CHALLENGE:
Below is a block of records: output all of them exactly and leave out the pictures.

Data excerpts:
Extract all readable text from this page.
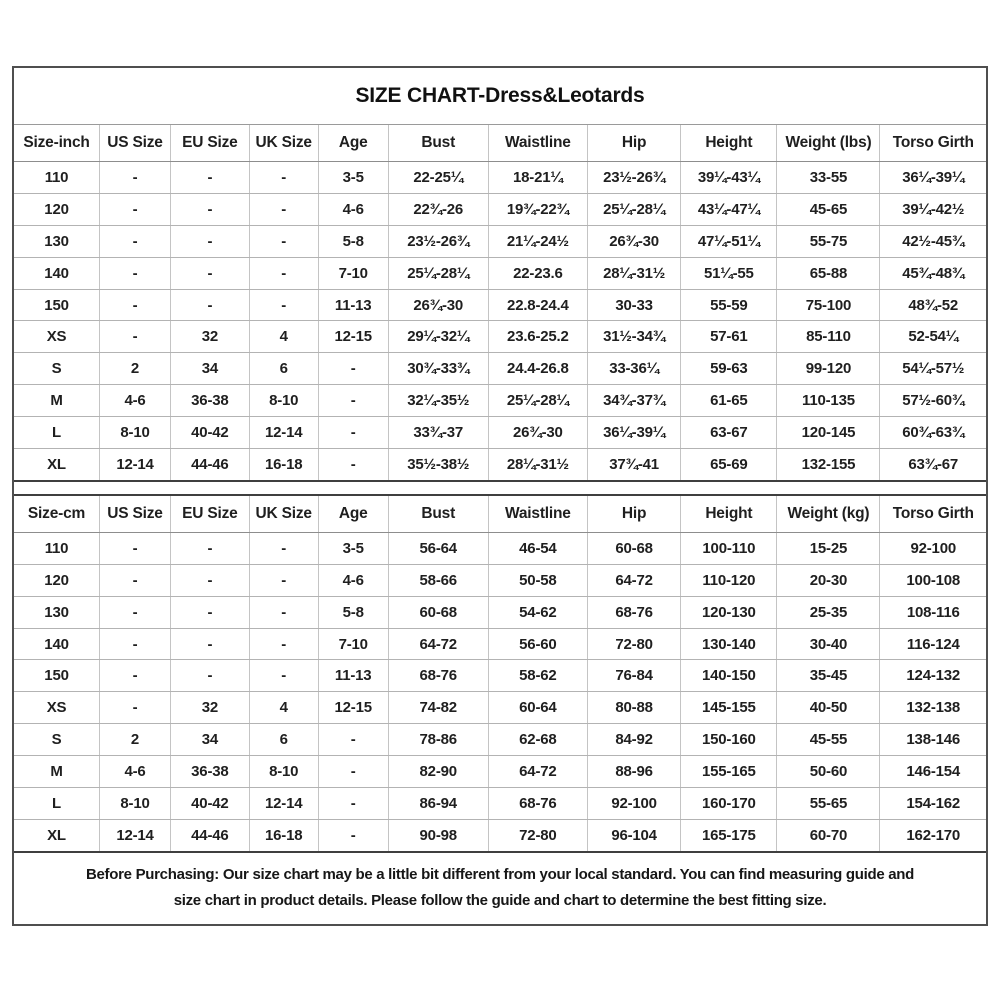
SIZE CHART-Dress&Leotards
Size-inch	US Size	EU Size	UK Size	Age	Bust	Waistline	Hip	Height	Weight (lbs)	Torso Girth
110	-	-	-	3-5	22-25¼	18-21¼	23½-26¾	39¼-43¼	33-55	36¼-39¼
120	-	-	-	4-6	22¾-26	19¾-22¾	25¼-28¼	43¼-47¼	45-65	39¼-42½
130	-	-	-	5-8	23½-26¾	21¼-24½	26¾-30	47¼-51¼	55-75	42½-45¾
140	-	-	-	7-10	25¼-28¼	22-23.6	28¼-31½	51¼-55	65-88	45¾-48¾
150	-	-	-	11-13	26¾-30	22.8-24.4	30-33	55-59	75-100	48¾-52
XS	-	32	4	12-15	29¼-32¼	23.6-25.2	31½-34¾	57-61	85-110	52-54¼
S	2	34	6	-	30¾-33¾	24.4-26.8	33-36¼	59-63	99-120	54¼-57½
M	4-6	36-38	8-10	-	32¼-35½	25¼-28¼	34¾-37¾	61-65	110-135	57½-60¾
L	8-10	40-42	12-14	-	33¾-37	26¾-30	36¼-39¼	63-67	120-145	60¾-63¾
XL	12-14	44-46	16-18	-	35½-38½	28¼-31½	37¾-41	65-69	132-155	63¾-67
Size-cm	US Size	EU Size	UK Size	Age	Bust	Waistline	Hip	Height	Weight (kg)	Torso Girth
110	-	-	-	3-5	56-64	46-54	60-68	100-110	15-25	92-100
120	-	-	-	4-6	58-66	50-58	64-72	110-120	20-30	100-108
130	-	-	-	5-8	60-68	54-62	68-76	120-130	25-35	108-116
140	-	-	-	7-10	64-72	56-60	72-80	130-140	30-40	116-124
150	-	-	-	11-13	68-76	58-62	76-84	140-150	35-45	124-132
XS	-	32	4	12-15	74-82	60-64	80-88	145-155	40-50	132-138
S	2	34	6	-	78-86	62-68	84-92	150-160	45-55	138-146
M	4-6	36-38	8-10	-	82-90	64-72	88-96	155-165	50-60	146-154
L	8-10	40-42	12-14	-	86-94	68-76	92-100	160-170	55-65	154-162
XL	12-14	44-46	16-18	-	90-98	72-80	96-104	165-175	60-70	162-170
Before Purchasing: Our size chart may be a little bit different from your local standard. You can find measuring guide and
size chart in product details. Please follow the guide and chart to determine the best fitting size.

WRITTEN RESPONSE:
Extract all readable text from this page.
SIZE CHART-Dress&Leotards
Size-inch	US Size	EU Size	UK Size	Age	Bust	Waistline	Hip	Height	Weight (lbs)	Torso Girth
110	-	-	-	3-5	22-25¼	18-21¼	23½-26¾	39¼-43¼	33-55	36¼-39¼
120	-	-	-	4-6	22¾-26	19¾-22¾	25¼-28¼	43¼-47¼	45-65	39¼-42½
130	-	-	-	5-8	23½-26¾	21¼-24½	26¾-30	47¼-51¼	55-75	42½-45¾
140	-	-	-	7-10	25¼-28¼	22-23.6	28¼-31½	51¼-55	65-88	45¾-48¾
150	-	-	-	11-13	26¾-30	22.8-24.4	30-33	55-59	75-100	48¾-52
XS	-	32	4	12-15	29¼-32¼	23.6-25.2	31½-34¾	57-61	85-110	52-54¼
S	2	34	6	-	30¾-33¾	24.4-26.8	33-36¼	59-63	99-120	54¼-57½
M	4-6	36-38	8-10	-	32¼-35½	25¼-28¼	34¾-37¾	61-65	110-135	57½-60¾
L	8-10	40-42	12-14	-	33¾-37	26¾-30	36¼-39¼	63-67	120-145	60¾-63¾
XL	12-14	44-46	16-18	-	35½-38½	28¼-31½	37¾-41	65-69	132-155	63¾-67
Size-cm	US Size	EU Size	UK Size	Age	Bust	Waistline	Hip	Height	Weight (kg)	Torso Girth
110	-	-	-	3-5	56-64	46-54	60-68	100-110	15-25	92-100
120	-	-	-	4-6	58-66	50-58	64-72	110-120	20-30	100-108
130	-	-	-	5-8	60-68	54-62	68-76	120-130	25-35	108-116
140	-	-	-	7-10	64-72	56-60	72-80	130-140	30-40	116-124
150	-	-	-	11-13	68-76	58-62	76-84	140-150	35-45	124-132
XS	-	32	4	12-15	74-82	60-64	80-88	145-155	40-50	132-138
S	2	34	6	-	78-86	62-68	84-92	150-160	45-55	138-146
M	4-6	36-38	8-10	-	82-90	64-72	88-96	155-165	50-60	146-154
L	8-10	40-42	12-14	-	86-94	68-76	92-100	160-170	55-65	154-162
XL	12-14	44-46	16-18	-	90-98	72-80	96-104	165-175	60-70	162-170
Before Purchasing: Our size chart may be a little bit different from your local standard. You can find measuring guide and
size chart in product details. Please follow the guide and chart to determine the best fitting size.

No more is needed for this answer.